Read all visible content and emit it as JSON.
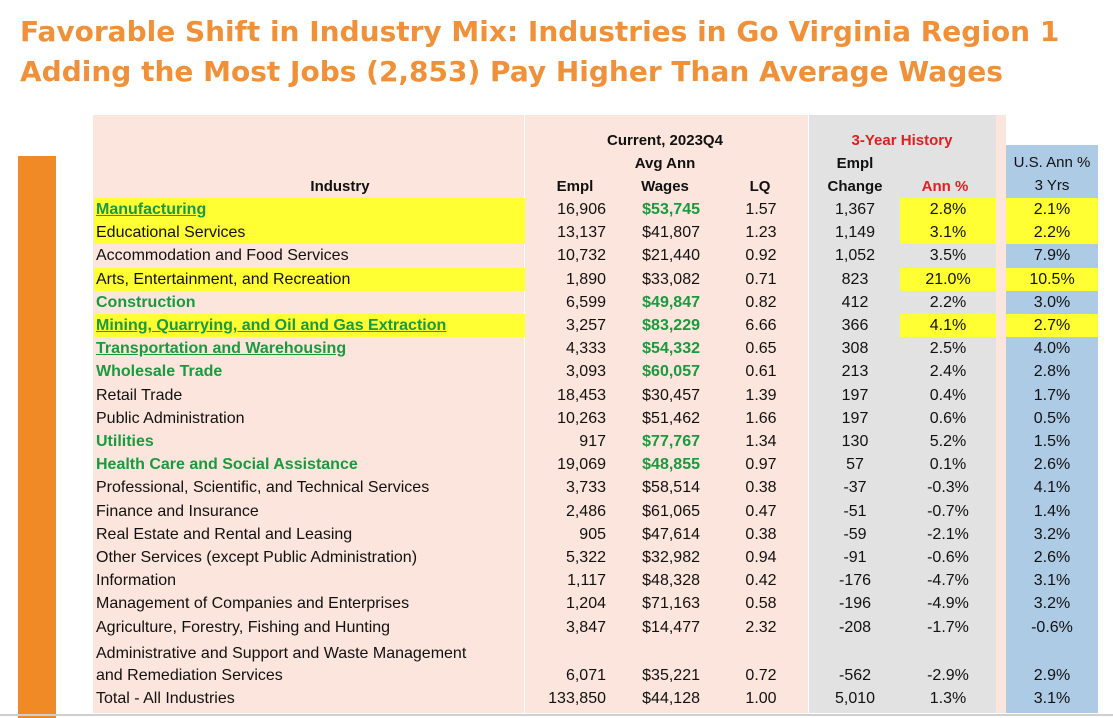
{
  "title": {
    "line1": "Favorable Shift in Industry Mix: Industries in Go Virginia Region 1",
    "line2": "Adding the Most Jobs (2,853) Pay Higher Than Average Wages"
  },
  "headers": {
    "current": "Current, 2023Q4",
    "history": "3-Year History",
    "industry": "Industry",
    "empl": "Empl",
    "avg_ann_1": "Avg Ann",
    "avg_ann_2": "Wages",
    "lq": "LQ",
    "empl_change_1": "Empl",
    "empl_change_2": "Change",
    "ann_pct": "Ann %",
    "us_1": "U.S. Ann %",
    "us_2": "3 Yrs"
  },
  "colors": {
    "title": "#f0913a",
    "highlight": "#ffff33",
    "green": "#1a9a3f",
    "red": "#e02020"
  },
  "rows": [
    {
      "industry": "Manufacturing",
      "empl": "16,906",
      "wages": "$53,745",
      "lq": "1.57",
      "change": "1,367",
      "ann": "2.8%",
      "us": "2.1%",
      "green_name": true,
      "underline": true,
      "hl_name": true,
      "green_wage": true,
      "hl_ann": true
    },
    {
      "industry": "Educational Services",
      "empl": "13,137",
      "wages": "$41,807",
      "lq": "1.23",
      "change": "1,149",
      "ann": "3.1%",
      "us": "2.2%",
      "green_name": false,
      "underline": false,
      "hl_name": true,
      "green_wage": false,
      "hl_ann": true
    },
    {
      "industry": "Accommodation and Food Services",
      "empl": "10,732",
      "wages": "$21,440",
      "lq": "0.92",
      "change": "1,052",
      "ann": "3.5%",
      "us": "7.9%",
      "green_name": false,
      "underline": false,
      "hl_name": false,
      "green_wage": false,
      "hl_ann": false
    },
    {
      "industry": "Arts, Entertainment, and Recreation",
      "empl": "1,890",
      "wages": "$33,082",
      "lq": "0.71",
      "change": "823",
      "ann": "21.0%",
      "us": "10.5%",
      "green_name": false,
      "underline": false,
      "hl_name": true,
      "green_wage": false,
      "hl_ann": true
    },
    {
      "industry": "Construction",
      "empl": "6,599",
      "wages": "$49,847",
      "lq": "0.82",
      "change": "412",
      "ann": "2.2%",
      "us": "3.0%",
      "green_name": true,
      "underline": false,
      "hl_name": false,
      "green_wage": true,
      "hl_ann": false
    },
    {
      "industry": "Mining, Quarrying, and Oil and Gas Extraction",
      "empl": "3,257",
      "wages": "$83,229",
      "lq": "6.66",
      "change": "366",
      "ann": "4.1%",
      "us": "2.7%",
      "green_name": true,
      "underline": true,
      "hl_name": true,
      "green_wage": true,
      "hl_ann": true
    },
    {
      "industry": "Transportation and Warehousing",
      "empl": "4,333",
      "wages": "$54,332",
      "lq": "0.65",
      "change": "308",
      "ann": "2.5%",
      "us": "4.0%",
      "green_name": true,
      "underline": true,
      "hl_name": false,
      "green_wage": true,
      "hl_ann": false
    },
    {
      "industry": "Wholesale Trade",
      "empl": "3,093",
      "wages": "$60,057",
      "lq": "0.61",
      "change": "213",
      "ann": "2.4%",
      "us": "2.8%",
      "green_name": true,
      "underline": false,
      "hl_name": false,
      "green_wage": true,
      "hl_ann": false
    },
    {
      "industry": "Retail Trade",
      "empl": "18,453",
      "wages": "$30,457",
      "lq": "1.39",
      "change": "197",
      "ann": "0.4%",
      "us": "1.7%",
      "green_name": false,
      "underline": false,
      "hl_name": false,
      "green_wage": false,
      "hl_ann": false
    },
    {
      "industry": "Public Administration",
      "empl": "10,263",
      "wages": "$51,462",
      "lq": "1.66",
      "change": "197",
      "ann": "0.6%",
      "us": "0.5%",
      "green_name": false,
      "underline": false,
      "hl_name": false,
      "green_wage": false,
      "hl_ann": false
    },
    {
      "industry": "Utilities",
      "empl": "917",
      "wages": "$77,767",
      "lq": "1.34",
      "change": "130",
      "ann": "5.2%",
      "us": "1.5%",
      "green_name": true,
      "underline": false,
      "hl_name": false,
      "green_wage": true,
      "hl_ann": false
    },
    {
      "industry": "Health Care and Social Assistance",
      "empl": "19,069",
      "wages": "$48,855",
      "lq": "0.97",
      "change": "57",
      "ann": "0.1%",
      "us": "2.6%",
      "green_name": true,
      "underline": false,
      "hl_name": false,
      "green_wage": true,
      "hl_ann": false
    },
    {
      "industry": "Professional, Scientific, and Technical Services",
      "empl": "3,733",
      "wages": "$58,514",
      "lq": "0.38",
      "change": "-37",
      "ann": "-0.3%",
      "us": "4.1%",
      "green_name": false,
      "underline": false,
      "hl_name": false,
      "green_wage": false,
      "hl_ann": false
    },
    {
      "industry": "Finance and Insurance",
      "empl": "2,486",
      "wages": "$61,065",
      "lq": "0.47",
      "change": "-51",
      "ann": "-0.7%",
      "us": "1.4%",
      "green_name": false,
      "underline": false,
      "hl_name": false,
      "green_wage": false,
      "hl_ann": false
    },
    {
      "industry": "Real Estate and Rental and Leasing",
      "empl": "905",
      "wages": "$47,614",
      "lq": "0.38",
      "change": "-59",
      "ann": "-2.1%",
      "us": "3.2%",
      "green_name": false,
      "underline": false,
      "hl_name": false,
      "green_wage": false,
      "hl_ann": false
    },
    {
      "industry": "Other Services (except Public Administration)",
      "empl": "5,322",
      "wages": "$32,982",
      "lq": "0.94",
      "change": "-91",
      "ann": "-0.6%",
      "us": "2.6%",
      "green_name": false,
      "underline": false,
      "hl_name": false,
      "green_wage": false,
      "hl_ann": false
    },
    {
      "industry": "Information",
      "empl": "1,117",
      "wages": "$48,328",
      "lq": "0.42",
      "change": "-176",
      "ann": "-4.7%",
      "us": "3.1%",
      "green_name": false,
      "underline": false,
      "hl_name": false,
      "green_wage": false,
      "hl_ann": false
    },
    {
      "industry": "Management of Companies and Enterprises",
      "empl": "1,204",
      "wages": "$71,163",
      "lq": "0.58",
      "change": "-196",
      "ann": "-4.9%",
      "us": "3.2%",
      "green_name": false,
      "underline": false,
      "hl_name": false,
      "green_wage": false,
      "hl_ann": false
    },
    {
      "industry": "Agriculture, Forestry, Fishing and Hunting",
      "empl": "3,847",
      "wages": "$14,477",
      "lq": "2.32",
      "change": "-208",
      "ann": "-1.7%",
      "us": "-0.6%",
      "green_name": false,
      "underline": false,
      "hl_name": false,
      "green_wage": false,
      "hl_ann": false
    }
  ],
  "admin_row": {
    "industry_1": "Administrative and Support and Waste Management",
    "industry_2": "and Remediation Services",
    "empl": "6,071",
    "wages": "$35,221",
    "lq": "0.72",
    "change": "-562",
    "ann": "-2.9%",
    "us": "2.9%"
  },
  "total_row": {
    "industry": "Total - All Industries",
    "empl": "133,850",
    "wages": "$44,128",
    "lq": "1.00",
    "change": "5,010",
    "ann": "1.3%",
    "us": "3.1%"
  }
}
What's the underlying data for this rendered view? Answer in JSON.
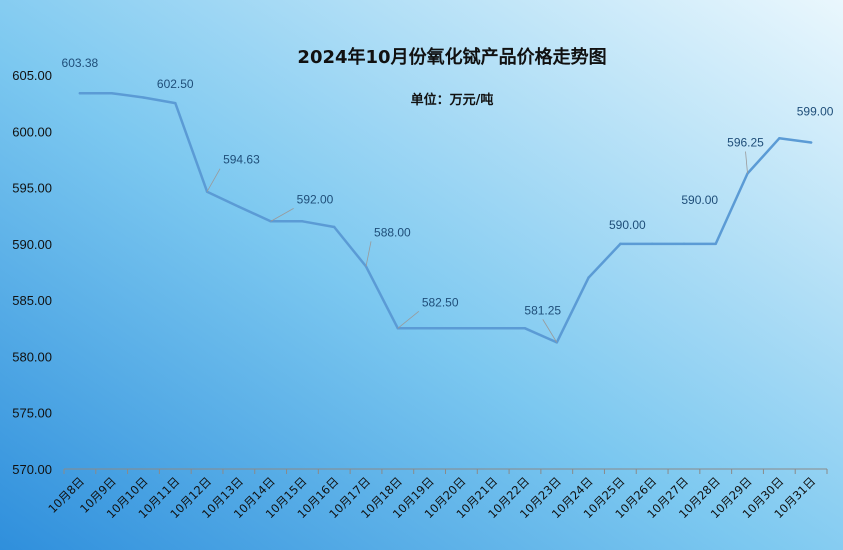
{
  "chart_data": {
    "type": "line",
    "title": "2024年10月份氧化铽产品价格走势图",
    "subtitle": "单位：万元/吨",
    "categories": [
      "10月8日",
      "10月9日",
      "10月10日",
      "10月11日",
      "10月12日",
      "10月13日",
      "10月14日",
      "10月15日",
      "10月16日",
      "10月17日",
      "10月18日",
      "10月19日",
      "10月20日",
      "10月21日",
      "10月22日",
      "10月23日",
      "10月24日",
      "10月25日",
      "10月26日",
      "10月27日",
      "10月28日",
      "10月29日",
      "10月30日",
      "10月31日"
    ],
    "series": [
      {
        "values": [
          603.38,
          603.38,
          603.0,
          602.5,
          594.63,
          593.3,
          592.0,
          592.0,
          591.5,
          588.0,
          582.5,
          582.5,
          582.5,
          582.5,
          582.5,
          581.25,
          587.0,
          590.0,
          590.0,
          590.0,
          590.0,
          596.25,
          599.38,
          599.0
        ]
      }
    ],
    "data_labels": [
      {
        "index": 0,
        "text": "603.38"
      },
      {
        "index": 3,
        "text": "602.50"
      },
      {
        "index": 4,
        "text": "594.63"
      },
      {
        "index": 6,
        "text": "592.00"
      },
      {
        "index": 9,
        "text": "588.00"
      },
      {
        "index": 10,
        "text": "582.50"
      },
      {
        "index": 15,
        "text": "581.25"
      },
      {
        "index": 17,
        "text": "590.00"
      },
      {
        "index": 20,
        "text": "590.00"
      },
      {
        "index": 21,
        "text": "596.25"
      },
      {
        "index": 23,
        "text": "599.00"
      }
    ],
    "y_ticks": [
      "570.00",
      "575.00",
      "580.00",
      "585.00",
      "590.00",
      "595.00",
      "600.00",
      "605.00"
    ],
    "ylim": [
      570,
      605
    ],
    "xlabel": "",
    "ylabel": "",
    "grid": false,
    "legend": "none",
    "colors": {
      "line": "#5b9bd5",
      "label": "#1f4e79",
      "bg_dark": "#3a9be3",
      "bg_light": "#e8f6fd"
    }
  }
}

━━━

Exercise - From the records above, pull out every line containing the word "Industries".

Expected answer -
    "line1": "Favorable Shift in Industry Mix: Industries in Go Virginia Region 1",
    "industry": "Total - All Industries",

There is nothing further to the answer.